# Start of DATA PROVIDED

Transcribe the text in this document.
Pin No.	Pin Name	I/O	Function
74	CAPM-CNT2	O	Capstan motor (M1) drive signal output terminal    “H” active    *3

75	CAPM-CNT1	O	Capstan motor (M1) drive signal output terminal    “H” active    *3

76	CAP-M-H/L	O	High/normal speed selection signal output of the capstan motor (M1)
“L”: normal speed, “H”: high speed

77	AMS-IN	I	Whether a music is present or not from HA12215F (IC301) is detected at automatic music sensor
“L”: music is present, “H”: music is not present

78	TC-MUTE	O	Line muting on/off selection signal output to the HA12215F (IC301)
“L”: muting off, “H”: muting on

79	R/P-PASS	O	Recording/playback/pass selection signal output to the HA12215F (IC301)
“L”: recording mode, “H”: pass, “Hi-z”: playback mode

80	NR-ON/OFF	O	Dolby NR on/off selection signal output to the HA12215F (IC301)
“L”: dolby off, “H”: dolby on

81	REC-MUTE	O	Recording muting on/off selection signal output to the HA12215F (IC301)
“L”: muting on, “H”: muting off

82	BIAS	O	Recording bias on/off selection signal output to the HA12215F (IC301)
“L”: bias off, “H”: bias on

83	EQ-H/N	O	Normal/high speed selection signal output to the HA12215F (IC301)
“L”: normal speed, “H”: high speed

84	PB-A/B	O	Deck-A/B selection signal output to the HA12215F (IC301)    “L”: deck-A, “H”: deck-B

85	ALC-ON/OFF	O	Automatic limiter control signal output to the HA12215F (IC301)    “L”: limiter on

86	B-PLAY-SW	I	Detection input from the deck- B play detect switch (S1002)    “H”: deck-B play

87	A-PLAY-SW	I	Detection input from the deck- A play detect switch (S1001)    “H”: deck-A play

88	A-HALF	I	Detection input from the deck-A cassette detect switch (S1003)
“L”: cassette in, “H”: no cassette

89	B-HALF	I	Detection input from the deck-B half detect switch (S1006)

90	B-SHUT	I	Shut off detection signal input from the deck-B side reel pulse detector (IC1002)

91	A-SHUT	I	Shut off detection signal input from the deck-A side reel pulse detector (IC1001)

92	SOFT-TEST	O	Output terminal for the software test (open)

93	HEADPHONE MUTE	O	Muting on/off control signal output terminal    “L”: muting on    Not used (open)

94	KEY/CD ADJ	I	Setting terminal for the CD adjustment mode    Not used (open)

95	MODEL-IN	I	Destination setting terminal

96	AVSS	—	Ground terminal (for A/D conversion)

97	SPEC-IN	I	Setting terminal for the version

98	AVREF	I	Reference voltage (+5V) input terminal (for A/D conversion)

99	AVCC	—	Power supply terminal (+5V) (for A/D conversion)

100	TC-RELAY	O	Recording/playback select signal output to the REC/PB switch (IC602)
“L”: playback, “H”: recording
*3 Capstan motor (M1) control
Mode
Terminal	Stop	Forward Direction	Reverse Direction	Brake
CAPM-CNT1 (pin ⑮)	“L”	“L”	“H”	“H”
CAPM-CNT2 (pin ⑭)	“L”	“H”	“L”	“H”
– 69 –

# End of DATA PROVIDED

> DIRECTION:
In the listing, find each line with the string "detector" and copy it.

> THE RESPONSE:
90	B-SHUT	I	Shut off detection signal input from the deck-B side reel pulse detector (IC1002)
91	A-SHUT	I	Shut off detection signal input from the deck-A side reel pulse detector (IC1001)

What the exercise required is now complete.